Dataset rows:
-- START --

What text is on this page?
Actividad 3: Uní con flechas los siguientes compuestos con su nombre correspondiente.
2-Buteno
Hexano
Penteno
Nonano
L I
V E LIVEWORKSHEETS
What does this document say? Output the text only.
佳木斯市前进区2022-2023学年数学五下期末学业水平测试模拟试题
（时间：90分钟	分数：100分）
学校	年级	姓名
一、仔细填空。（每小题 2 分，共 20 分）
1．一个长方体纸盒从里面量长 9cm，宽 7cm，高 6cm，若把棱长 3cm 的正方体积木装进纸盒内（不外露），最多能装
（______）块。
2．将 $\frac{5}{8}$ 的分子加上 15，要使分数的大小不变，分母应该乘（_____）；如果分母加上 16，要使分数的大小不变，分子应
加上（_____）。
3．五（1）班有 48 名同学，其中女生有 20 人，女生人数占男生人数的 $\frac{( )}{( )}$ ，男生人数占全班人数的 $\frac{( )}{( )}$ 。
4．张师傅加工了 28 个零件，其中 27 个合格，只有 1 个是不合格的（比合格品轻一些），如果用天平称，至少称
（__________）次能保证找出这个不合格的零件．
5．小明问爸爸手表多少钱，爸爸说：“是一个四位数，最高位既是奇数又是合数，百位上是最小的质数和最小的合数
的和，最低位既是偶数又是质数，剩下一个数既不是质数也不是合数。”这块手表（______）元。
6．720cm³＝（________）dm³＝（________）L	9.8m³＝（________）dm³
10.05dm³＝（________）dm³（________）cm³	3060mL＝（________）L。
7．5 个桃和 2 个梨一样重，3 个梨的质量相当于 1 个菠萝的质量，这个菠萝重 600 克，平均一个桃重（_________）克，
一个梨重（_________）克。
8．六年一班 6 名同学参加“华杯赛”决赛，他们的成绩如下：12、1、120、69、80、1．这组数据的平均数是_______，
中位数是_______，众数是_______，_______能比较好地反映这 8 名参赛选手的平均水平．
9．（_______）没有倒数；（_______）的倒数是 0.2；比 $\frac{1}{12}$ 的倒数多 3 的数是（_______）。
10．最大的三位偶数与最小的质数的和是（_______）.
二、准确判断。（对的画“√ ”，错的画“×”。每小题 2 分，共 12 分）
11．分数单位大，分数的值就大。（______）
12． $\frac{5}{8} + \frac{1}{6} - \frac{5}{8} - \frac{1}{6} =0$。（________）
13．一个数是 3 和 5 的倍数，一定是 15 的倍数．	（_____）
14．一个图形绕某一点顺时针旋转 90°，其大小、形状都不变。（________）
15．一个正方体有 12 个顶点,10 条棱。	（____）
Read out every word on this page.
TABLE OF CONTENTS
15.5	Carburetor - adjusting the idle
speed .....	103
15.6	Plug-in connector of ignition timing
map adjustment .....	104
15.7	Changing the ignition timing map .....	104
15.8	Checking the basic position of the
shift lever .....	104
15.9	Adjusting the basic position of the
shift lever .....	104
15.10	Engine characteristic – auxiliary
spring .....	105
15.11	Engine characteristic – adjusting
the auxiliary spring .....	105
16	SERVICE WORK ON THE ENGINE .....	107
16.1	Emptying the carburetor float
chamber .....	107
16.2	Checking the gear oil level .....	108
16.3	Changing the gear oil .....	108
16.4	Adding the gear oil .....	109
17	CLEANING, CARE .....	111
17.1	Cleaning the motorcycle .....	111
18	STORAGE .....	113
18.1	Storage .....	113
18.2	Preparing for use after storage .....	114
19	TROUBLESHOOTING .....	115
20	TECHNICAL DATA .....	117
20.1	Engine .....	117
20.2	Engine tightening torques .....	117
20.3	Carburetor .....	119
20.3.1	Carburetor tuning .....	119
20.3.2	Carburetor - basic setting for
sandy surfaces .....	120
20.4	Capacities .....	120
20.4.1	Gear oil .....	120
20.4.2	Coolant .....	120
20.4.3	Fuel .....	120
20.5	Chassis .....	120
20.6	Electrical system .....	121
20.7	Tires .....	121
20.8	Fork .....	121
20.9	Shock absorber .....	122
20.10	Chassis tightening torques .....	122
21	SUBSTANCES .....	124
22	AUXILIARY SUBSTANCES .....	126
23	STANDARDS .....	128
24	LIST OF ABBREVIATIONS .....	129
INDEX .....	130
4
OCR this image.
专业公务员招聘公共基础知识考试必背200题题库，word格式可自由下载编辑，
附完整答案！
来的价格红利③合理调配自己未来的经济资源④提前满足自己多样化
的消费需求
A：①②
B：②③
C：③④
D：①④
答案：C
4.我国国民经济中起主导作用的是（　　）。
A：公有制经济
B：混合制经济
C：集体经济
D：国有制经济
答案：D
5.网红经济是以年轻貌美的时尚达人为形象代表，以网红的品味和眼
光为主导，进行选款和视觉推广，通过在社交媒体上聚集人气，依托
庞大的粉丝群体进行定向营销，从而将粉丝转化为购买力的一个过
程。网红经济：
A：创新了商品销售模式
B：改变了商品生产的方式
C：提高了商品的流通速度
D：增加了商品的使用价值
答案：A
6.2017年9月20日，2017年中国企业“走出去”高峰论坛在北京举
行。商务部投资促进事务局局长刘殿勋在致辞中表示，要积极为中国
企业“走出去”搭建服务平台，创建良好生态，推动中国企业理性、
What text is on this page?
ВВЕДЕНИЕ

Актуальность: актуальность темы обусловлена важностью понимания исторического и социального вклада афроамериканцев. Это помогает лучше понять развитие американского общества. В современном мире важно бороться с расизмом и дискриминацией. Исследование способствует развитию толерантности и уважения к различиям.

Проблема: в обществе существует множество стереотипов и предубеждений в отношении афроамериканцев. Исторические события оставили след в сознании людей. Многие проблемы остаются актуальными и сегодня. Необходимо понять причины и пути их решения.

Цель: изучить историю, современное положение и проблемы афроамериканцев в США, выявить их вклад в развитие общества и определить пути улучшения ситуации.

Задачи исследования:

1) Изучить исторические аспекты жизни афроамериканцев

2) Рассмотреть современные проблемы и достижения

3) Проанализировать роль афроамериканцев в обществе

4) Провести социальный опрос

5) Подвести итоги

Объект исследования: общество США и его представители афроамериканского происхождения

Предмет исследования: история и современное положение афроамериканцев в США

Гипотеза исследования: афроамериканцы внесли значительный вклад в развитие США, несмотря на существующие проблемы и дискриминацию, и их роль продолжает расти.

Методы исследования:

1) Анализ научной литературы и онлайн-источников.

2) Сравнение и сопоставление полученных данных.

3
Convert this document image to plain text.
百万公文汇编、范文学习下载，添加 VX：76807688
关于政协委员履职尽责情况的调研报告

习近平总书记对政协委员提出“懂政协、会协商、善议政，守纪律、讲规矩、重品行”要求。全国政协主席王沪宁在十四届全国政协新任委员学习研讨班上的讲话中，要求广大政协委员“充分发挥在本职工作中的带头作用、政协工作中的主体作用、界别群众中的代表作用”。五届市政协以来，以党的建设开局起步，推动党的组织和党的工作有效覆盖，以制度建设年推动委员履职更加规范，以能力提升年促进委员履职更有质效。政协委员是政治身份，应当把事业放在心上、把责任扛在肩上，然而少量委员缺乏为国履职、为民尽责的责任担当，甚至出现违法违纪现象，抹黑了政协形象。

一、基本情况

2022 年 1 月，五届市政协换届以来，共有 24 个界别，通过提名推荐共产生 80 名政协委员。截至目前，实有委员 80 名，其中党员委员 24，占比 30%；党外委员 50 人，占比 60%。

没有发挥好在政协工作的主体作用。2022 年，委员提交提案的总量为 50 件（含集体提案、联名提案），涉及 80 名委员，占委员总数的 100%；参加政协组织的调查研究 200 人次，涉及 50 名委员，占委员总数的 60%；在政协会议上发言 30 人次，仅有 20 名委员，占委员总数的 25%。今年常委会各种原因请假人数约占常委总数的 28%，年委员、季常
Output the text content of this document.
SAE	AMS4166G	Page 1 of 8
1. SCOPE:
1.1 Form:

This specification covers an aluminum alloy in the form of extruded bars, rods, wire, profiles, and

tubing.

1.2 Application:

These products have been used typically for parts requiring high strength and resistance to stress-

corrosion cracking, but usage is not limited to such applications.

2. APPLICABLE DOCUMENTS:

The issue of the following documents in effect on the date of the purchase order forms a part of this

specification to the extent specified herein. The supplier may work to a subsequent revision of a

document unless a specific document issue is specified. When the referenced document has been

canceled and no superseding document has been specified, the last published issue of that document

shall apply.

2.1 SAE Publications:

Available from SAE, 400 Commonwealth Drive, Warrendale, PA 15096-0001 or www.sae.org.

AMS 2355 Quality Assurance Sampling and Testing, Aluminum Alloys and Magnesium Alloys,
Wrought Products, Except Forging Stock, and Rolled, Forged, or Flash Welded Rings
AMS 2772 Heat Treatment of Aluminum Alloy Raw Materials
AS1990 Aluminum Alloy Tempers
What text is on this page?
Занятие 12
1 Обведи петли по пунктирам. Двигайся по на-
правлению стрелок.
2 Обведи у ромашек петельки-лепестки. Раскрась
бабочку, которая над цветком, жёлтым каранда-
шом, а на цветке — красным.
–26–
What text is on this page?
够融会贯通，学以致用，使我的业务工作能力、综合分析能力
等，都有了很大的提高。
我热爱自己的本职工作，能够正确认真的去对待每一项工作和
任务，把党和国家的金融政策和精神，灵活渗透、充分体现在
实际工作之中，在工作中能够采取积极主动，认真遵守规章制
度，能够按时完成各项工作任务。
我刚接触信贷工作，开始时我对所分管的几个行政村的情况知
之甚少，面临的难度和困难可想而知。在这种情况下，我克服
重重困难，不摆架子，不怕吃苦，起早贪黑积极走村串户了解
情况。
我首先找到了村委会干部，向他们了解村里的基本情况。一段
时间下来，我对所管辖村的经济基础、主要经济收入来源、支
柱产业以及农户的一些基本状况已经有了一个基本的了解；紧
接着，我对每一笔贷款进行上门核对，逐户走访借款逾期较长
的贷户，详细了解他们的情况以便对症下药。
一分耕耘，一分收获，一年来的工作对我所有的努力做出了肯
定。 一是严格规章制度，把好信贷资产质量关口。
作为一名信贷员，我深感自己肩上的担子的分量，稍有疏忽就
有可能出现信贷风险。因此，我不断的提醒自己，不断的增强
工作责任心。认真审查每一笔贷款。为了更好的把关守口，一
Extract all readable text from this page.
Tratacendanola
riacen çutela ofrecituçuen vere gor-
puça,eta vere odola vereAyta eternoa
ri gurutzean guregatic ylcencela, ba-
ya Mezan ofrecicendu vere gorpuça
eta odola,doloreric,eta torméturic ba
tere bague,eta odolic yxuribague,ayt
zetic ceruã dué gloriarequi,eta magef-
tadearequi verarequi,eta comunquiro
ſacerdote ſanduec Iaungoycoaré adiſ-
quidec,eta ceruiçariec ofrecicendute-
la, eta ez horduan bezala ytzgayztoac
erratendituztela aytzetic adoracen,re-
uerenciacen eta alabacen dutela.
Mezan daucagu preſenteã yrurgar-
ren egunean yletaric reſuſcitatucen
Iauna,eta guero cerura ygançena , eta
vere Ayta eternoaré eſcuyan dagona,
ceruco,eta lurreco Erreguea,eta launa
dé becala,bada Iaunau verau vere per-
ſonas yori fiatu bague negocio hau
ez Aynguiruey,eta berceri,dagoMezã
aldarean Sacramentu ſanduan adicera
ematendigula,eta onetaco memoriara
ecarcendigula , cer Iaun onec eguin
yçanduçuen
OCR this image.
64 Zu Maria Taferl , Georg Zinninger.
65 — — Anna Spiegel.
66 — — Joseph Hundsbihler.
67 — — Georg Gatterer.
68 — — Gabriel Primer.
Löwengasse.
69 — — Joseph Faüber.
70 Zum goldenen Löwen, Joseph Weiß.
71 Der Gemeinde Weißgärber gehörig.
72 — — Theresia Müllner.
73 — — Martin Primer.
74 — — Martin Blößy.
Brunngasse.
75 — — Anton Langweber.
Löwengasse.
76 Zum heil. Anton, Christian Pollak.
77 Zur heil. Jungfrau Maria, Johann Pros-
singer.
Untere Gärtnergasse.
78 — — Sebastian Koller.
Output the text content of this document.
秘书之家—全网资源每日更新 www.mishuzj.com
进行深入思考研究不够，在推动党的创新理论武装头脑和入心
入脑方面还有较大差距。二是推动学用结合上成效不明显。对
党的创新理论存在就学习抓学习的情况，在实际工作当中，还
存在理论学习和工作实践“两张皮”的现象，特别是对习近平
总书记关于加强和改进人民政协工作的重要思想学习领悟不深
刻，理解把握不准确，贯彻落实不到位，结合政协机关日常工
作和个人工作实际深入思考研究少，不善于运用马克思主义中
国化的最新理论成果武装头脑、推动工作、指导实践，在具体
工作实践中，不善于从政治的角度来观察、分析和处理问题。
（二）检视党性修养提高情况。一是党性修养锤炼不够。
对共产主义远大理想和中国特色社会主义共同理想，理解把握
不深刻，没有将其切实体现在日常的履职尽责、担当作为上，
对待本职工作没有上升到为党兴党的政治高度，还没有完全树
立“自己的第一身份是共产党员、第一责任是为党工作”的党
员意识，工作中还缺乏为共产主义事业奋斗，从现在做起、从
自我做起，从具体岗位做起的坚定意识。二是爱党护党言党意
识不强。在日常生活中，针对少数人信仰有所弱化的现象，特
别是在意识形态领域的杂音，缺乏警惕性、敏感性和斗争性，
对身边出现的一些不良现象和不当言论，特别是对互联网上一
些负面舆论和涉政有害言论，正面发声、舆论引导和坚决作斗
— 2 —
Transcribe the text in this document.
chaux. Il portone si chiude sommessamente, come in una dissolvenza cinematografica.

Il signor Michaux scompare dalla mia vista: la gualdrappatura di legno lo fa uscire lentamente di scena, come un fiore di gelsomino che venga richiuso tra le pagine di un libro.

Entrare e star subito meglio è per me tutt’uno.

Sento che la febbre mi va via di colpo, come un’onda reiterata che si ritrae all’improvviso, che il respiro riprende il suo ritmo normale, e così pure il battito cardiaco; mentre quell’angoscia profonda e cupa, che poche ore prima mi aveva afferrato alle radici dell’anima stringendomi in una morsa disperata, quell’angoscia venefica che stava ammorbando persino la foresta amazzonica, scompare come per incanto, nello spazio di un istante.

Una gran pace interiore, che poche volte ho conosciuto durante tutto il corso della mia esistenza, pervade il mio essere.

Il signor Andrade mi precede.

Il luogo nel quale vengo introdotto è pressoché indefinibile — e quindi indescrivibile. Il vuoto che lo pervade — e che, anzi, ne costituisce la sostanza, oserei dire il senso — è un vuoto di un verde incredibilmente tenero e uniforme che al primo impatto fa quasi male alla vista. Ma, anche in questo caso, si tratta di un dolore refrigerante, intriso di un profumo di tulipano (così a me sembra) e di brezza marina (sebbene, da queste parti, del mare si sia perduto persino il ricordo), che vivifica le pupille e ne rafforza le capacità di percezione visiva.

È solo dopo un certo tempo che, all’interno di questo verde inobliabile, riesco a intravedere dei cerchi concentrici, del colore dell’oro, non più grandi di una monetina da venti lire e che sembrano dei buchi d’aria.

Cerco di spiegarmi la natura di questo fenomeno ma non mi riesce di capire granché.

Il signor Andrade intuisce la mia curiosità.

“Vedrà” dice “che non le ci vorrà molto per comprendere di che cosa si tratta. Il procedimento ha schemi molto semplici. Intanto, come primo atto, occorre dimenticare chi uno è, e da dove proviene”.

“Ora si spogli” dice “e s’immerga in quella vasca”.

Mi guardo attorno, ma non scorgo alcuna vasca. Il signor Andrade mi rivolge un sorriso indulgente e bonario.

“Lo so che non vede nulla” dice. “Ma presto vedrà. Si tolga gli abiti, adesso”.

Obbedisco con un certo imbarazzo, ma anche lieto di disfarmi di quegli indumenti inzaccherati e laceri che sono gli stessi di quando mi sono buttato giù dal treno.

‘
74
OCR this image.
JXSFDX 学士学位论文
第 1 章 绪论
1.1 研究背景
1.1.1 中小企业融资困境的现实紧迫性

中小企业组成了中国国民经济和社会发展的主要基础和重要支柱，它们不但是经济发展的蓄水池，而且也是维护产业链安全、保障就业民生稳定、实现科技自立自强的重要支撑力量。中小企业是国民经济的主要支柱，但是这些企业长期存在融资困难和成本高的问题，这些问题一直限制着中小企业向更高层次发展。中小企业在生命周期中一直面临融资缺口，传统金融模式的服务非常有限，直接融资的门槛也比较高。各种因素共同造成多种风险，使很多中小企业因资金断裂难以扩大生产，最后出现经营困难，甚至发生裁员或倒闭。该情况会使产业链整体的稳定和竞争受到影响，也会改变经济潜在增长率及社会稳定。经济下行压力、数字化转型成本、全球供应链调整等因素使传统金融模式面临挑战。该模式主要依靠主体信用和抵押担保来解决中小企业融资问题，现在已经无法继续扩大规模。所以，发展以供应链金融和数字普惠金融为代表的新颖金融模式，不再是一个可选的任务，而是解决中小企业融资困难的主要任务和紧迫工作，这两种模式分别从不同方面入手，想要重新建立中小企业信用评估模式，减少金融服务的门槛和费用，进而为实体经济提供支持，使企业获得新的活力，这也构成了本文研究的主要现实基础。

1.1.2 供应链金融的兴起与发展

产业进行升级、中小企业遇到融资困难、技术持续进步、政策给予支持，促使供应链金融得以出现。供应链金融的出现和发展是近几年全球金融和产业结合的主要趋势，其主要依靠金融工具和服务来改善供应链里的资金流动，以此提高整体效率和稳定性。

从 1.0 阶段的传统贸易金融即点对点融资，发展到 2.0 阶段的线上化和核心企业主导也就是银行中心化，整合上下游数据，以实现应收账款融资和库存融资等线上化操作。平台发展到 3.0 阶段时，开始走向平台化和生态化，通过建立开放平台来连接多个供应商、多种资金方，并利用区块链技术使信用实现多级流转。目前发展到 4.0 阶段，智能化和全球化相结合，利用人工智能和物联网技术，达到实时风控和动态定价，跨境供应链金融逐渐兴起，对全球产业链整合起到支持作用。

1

-- END --

Copy each line of the entries that includes the word "scompare".

Il signor Michaux scompare dalla mia vista: la gualdrappatura di legno lo fa uscire lentamente di scena, come un fiore di gelsomino che venga richiuso tra le pagine di un libro.
Sento che la febbre mi va via di colpo, come un’onda reiterata che si ritrae all’improvviso, che il respiro riprende il suo ritmo normale, e così pure il battito cardiaco; mentre quell’angoscia profonda e cupa, che poche ore prima mi aveva afferrato alle radici dell’anima stringendomi in una morsa disperata, quell’angoscia venefica che stava ammorbando persino la foresta amazzonica, scompare come per incanto, nello spazio di un istante.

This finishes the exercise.